# ENTRIES SHOWN start
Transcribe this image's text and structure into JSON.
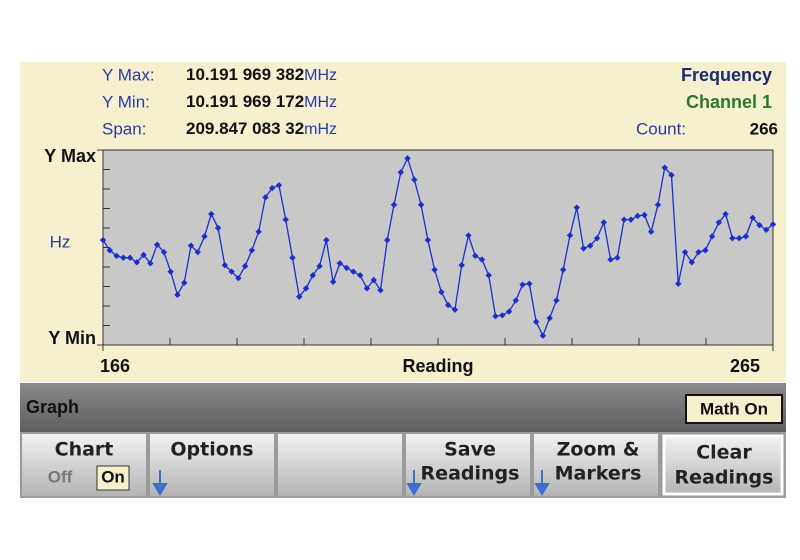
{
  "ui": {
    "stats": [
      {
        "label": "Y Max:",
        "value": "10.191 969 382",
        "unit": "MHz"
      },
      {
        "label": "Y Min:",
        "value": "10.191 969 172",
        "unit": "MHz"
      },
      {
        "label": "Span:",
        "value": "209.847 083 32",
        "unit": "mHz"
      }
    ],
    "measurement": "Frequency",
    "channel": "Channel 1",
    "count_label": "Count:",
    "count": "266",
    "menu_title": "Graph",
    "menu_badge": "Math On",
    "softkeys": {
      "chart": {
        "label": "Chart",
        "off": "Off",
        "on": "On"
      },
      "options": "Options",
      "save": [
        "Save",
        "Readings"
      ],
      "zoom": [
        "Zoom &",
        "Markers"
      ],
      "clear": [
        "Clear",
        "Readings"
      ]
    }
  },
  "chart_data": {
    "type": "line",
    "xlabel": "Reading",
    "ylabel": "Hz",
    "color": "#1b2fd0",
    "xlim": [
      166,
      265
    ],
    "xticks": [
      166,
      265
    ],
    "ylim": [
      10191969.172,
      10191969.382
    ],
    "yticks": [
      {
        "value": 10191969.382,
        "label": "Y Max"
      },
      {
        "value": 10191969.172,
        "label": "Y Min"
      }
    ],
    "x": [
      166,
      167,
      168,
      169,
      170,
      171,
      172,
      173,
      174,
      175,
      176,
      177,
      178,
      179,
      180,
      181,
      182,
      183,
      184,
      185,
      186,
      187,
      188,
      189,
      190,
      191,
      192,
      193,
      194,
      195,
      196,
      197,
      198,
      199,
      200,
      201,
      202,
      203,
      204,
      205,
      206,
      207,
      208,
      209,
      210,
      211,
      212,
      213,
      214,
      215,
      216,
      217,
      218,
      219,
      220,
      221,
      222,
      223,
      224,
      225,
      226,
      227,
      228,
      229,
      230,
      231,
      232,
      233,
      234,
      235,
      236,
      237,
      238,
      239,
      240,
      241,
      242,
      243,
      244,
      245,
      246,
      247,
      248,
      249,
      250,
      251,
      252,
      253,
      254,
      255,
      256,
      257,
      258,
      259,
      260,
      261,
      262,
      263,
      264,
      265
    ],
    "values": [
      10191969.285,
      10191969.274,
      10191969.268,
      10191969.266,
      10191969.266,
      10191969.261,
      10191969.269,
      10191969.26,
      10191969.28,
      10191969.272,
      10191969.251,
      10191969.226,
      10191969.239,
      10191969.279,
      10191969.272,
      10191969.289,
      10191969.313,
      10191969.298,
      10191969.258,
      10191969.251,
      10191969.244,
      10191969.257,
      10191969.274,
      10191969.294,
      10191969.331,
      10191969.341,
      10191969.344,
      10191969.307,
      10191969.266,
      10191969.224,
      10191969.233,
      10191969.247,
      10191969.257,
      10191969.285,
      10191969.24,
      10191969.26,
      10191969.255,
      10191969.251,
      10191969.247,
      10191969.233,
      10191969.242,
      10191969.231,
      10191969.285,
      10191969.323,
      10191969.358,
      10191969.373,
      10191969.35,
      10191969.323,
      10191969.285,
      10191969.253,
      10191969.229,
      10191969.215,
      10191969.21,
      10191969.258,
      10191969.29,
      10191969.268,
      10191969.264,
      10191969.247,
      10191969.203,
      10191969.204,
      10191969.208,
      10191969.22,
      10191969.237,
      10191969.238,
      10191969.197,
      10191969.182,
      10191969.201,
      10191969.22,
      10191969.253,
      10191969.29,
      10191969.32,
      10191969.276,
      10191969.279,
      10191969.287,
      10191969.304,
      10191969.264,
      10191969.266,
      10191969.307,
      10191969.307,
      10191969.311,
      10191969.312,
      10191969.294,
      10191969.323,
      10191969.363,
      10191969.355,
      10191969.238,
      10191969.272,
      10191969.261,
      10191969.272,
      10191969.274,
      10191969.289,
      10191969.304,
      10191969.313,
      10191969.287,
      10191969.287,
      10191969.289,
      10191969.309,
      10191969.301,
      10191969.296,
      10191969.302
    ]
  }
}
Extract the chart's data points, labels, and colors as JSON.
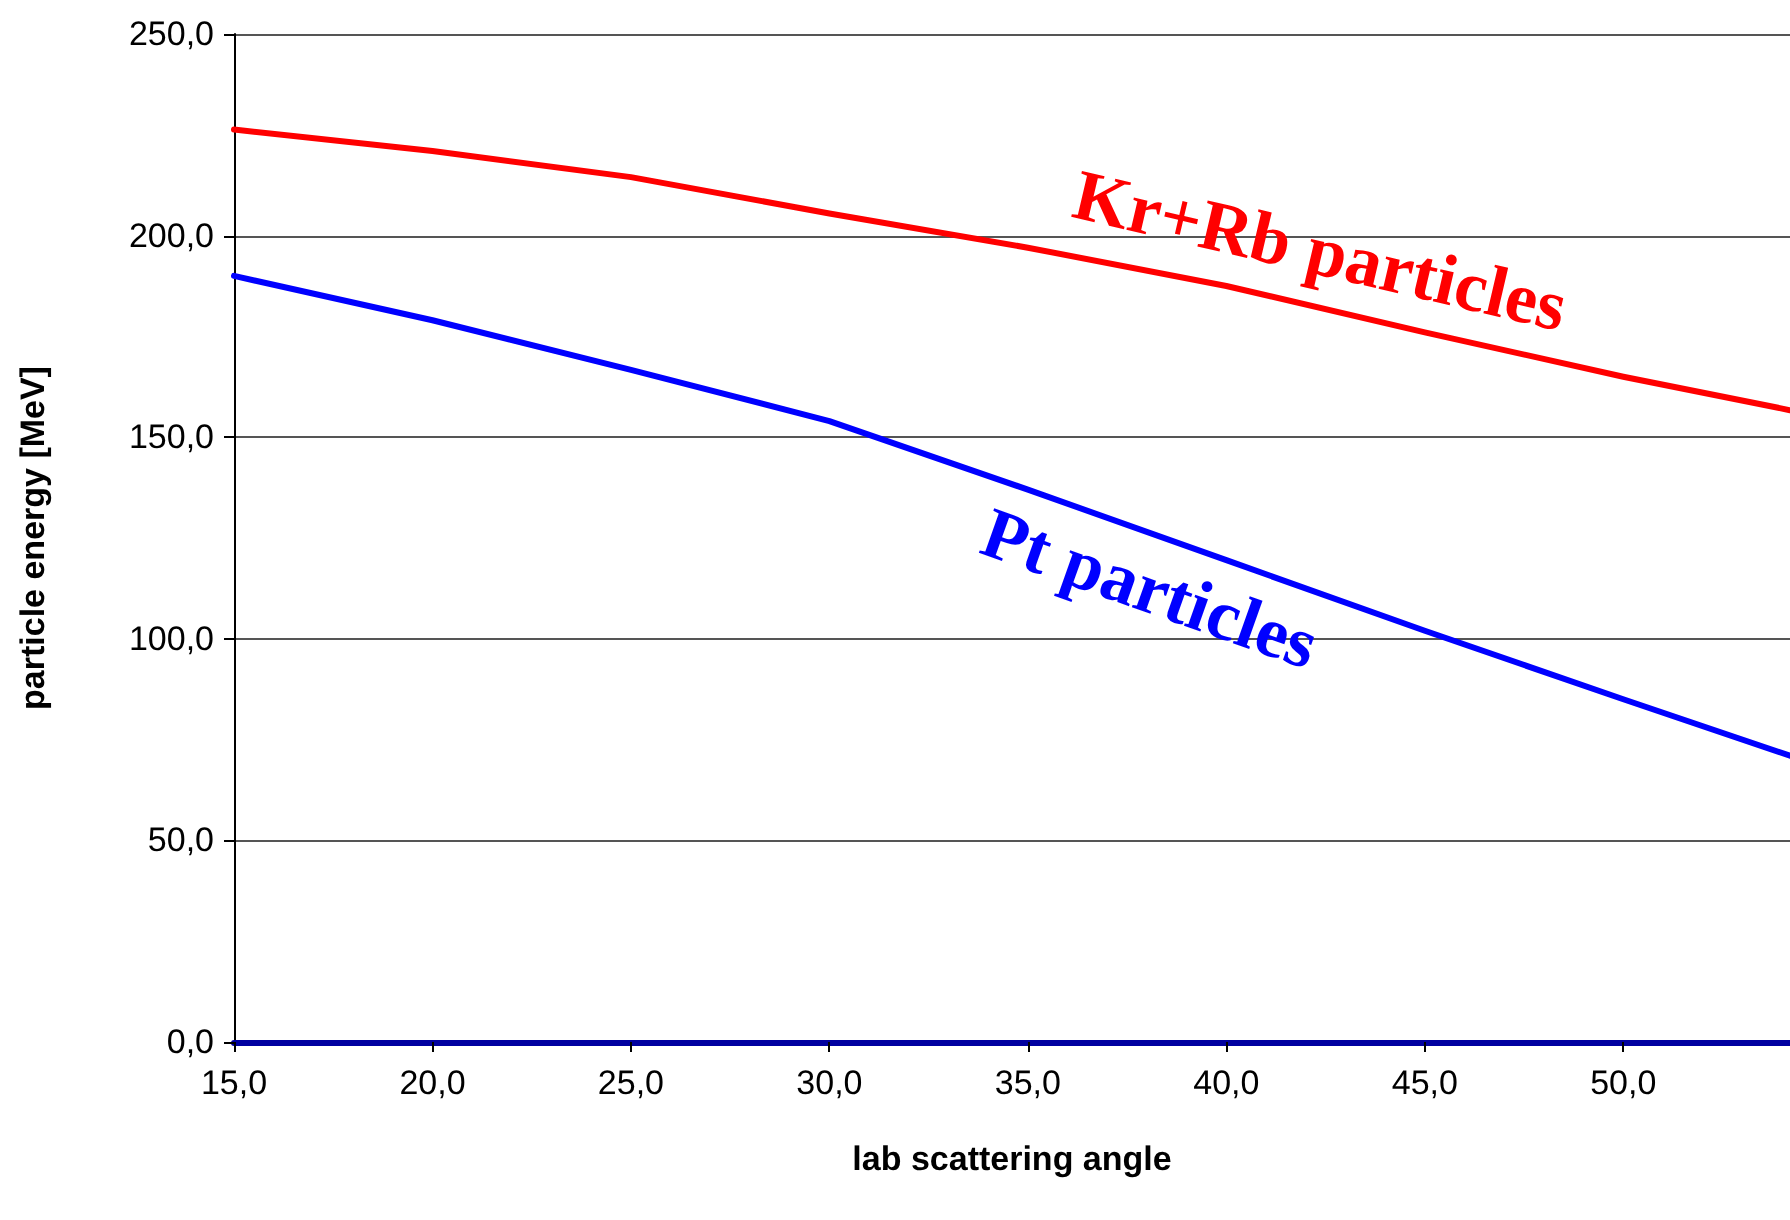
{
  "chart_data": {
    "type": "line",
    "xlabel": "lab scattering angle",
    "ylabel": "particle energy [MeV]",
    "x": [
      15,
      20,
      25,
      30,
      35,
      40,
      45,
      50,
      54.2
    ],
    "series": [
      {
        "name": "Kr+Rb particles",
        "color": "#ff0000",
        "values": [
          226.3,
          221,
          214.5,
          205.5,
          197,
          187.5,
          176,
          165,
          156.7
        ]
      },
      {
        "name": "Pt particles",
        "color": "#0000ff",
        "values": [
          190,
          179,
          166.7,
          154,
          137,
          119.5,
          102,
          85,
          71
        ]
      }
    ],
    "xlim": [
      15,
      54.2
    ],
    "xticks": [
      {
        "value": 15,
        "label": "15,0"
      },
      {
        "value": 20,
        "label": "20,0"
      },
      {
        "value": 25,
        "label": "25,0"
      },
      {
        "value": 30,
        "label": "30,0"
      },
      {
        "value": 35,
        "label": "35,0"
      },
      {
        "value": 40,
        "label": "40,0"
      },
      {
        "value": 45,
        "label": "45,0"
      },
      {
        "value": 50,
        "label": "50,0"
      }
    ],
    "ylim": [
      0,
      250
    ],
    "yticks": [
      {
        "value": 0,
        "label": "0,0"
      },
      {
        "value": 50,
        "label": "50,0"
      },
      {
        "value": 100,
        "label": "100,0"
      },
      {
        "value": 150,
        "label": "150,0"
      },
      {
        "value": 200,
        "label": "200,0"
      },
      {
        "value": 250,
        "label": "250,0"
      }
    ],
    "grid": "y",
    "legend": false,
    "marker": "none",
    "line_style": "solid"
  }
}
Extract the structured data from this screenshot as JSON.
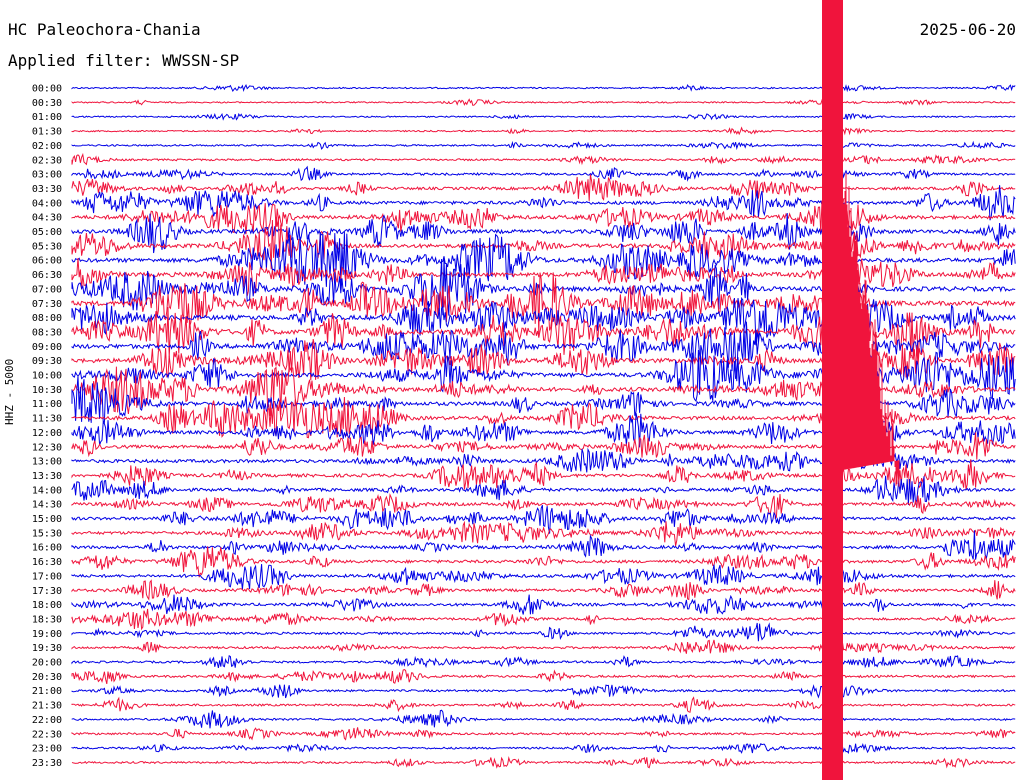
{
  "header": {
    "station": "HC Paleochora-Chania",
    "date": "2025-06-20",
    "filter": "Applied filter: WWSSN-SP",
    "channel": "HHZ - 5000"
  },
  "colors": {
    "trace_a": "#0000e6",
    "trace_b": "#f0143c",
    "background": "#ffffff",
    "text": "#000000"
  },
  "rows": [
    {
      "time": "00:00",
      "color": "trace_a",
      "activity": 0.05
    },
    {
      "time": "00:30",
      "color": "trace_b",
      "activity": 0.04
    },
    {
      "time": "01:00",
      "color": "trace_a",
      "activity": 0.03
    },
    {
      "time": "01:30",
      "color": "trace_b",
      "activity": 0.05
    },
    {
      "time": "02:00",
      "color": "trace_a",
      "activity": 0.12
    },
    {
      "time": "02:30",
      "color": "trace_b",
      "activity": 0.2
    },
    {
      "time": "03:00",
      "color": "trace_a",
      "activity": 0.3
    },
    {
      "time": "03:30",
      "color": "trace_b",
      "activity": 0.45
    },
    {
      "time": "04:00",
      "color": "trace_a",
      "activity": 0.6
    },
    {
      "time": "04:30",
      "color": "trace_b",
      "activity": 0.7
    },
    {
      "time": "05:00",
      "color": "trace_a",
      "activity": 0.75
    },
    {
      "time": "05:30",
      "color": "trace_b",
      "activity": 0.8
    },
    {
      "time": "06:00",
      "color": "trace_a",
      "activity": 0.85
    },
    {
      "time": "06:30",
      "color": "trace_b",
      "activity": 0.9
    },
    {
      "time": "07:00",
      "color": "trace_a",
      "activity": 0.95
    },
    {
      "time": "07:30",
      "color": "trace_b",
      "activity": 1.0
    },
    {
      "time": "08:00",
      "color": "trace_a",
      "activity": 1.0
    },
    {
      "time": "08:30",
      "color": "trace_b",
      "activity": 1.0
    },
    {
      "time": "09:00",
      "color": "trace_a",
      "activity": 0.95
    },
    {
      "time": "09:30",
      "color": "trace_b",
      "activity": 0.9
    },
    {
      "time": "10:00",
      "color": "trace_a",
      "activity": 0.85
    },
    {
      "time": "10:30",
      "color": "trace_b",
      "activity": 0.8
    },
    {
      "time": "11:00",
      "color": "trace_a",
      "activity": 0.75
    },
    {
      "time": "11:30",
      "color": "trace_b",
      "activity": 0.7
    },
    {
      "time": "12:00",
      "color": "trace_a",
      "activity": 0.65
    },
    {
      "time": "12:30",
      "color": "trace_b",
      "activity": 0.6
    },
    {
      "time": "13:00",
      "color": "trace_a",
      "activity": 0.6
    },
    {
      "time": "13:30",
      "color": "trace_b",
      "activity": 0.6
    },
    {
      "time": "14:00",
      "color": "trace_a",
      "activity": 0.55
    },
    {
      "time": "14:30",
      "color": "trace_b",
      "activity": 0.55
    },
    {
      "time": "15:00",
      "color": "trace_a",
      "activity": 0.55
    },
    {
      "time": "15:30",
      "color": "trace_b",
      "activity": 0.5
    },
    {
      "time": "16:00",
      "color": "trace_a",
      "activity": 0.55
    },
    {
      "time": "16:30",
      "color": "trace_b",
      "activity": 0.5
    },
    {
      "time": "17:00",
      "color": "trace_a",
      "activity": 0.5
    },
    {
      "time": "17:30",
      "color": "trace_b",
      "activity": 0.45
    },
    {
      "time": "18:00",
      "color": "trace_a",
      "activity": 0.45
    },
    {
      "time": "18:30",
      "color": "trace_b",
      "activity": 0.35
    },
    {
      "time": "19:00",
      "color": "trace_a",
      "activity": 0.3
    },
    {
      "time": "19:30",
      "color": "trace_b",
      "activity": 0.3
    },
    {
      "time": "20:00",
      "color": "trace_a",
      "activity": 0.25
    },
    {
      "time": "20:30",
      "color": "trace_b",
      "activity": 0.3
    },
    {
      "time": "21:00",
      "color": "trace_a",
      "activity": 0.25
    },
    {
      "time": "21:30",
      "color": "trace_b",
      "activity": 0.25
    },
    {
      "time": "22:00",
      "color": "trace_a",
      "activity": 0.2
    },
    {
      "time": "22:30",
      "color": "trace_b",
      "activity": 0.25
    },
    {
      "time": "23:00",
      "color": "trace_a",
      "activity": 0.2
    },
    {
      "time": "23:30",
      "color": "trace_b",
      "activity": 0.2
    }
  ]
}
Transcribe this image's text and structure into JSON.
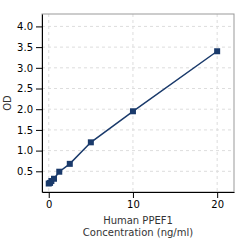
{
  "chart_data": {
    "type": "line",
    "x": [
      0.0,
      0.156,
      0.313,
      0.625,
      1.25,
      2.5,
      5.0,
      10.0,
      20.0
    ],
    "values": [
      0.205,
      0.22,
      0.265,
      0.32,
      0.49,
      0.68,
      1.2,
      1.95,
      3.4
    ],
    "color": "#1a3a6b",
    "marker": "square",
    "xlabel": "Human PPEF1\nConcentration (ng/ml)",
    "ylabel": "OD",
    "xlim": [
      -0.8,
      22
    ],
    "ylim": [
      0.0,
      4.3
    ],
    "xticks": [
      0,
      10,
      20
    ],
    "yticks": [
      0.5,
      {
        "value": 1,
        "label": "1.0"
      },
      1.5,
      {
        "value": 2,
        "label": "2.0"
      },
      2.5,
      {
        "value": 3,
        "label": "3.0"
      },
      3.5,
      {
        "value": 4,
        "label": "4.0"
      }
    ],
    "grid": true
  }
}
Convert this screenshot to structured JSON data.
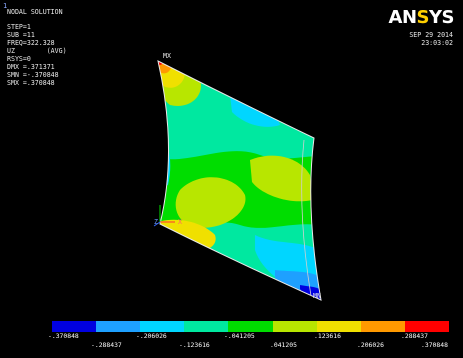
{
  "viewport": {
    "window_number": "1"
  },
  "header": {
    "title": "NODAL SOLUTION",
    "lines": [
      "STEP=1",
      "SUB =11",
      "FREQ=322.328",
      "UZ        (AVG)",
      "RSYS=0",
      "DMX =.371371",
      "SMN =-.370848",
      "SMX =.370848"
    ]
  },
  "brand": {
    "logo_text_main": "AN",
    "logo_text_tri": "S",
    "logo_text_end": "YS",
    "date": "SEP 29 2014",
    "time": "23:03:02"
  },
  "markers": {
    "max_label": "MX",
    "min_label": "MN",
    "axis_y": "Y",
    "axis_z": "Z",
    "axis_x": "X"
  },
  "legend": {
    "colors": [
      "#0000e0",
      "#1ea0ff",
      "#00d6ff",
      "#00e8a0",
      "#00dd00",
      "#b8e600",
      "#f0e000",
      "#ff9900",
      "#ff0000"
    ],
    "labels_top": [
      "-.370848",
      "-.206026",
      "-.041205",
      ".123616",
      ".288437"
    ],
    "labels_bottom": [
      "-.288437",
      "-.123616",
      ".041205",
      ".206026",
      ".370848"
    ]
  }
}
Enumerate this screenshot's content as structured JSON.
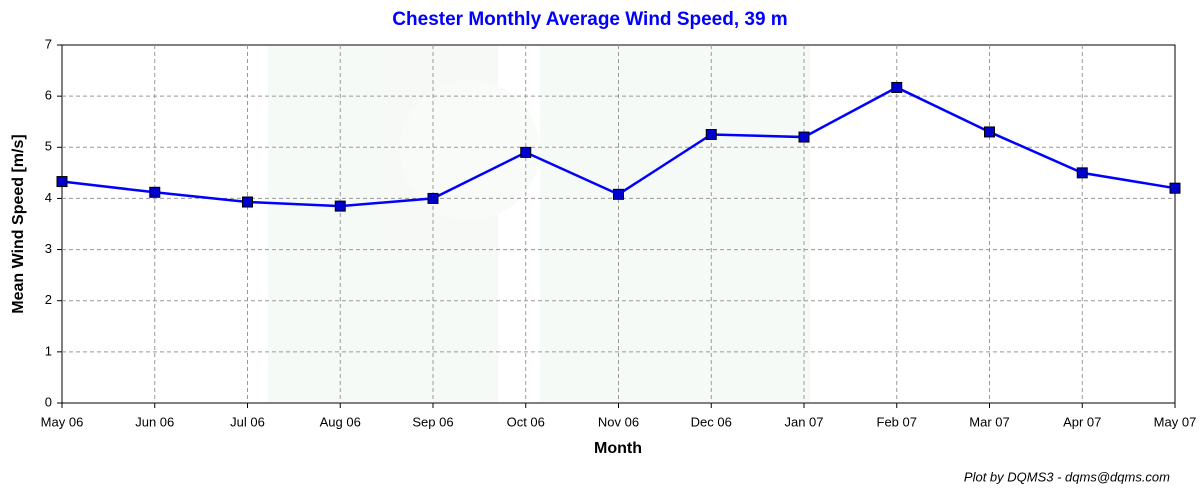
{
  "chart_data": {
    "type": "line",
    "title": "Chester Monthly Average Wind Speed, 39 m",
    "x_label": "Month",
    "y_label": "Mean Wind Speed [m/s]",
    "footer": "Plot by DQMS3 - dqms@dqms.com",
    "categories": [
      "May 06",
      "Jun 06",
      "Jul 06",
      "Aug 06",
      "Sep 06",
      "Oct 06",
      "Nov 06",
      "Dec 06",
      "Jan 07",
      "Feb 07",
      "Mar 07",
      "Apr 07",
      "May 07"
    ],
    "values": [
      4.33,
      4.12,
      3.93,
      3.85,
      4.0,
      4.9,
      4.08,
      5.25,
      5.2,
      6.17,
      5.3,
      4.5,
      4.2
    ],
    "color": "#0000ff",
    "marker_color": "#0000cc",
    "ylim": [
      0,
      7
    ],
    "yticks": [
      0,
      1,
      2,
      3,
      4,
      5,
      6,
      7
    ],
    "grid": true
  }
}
# ENTRIES SHOWN end
### WHAT IS ASKED
Copy every line from the records above that contains the word "colors".

### THE REPLY
Extract the chart's data points, labels, and colors as JSON.
  "colors": {
    "colors": [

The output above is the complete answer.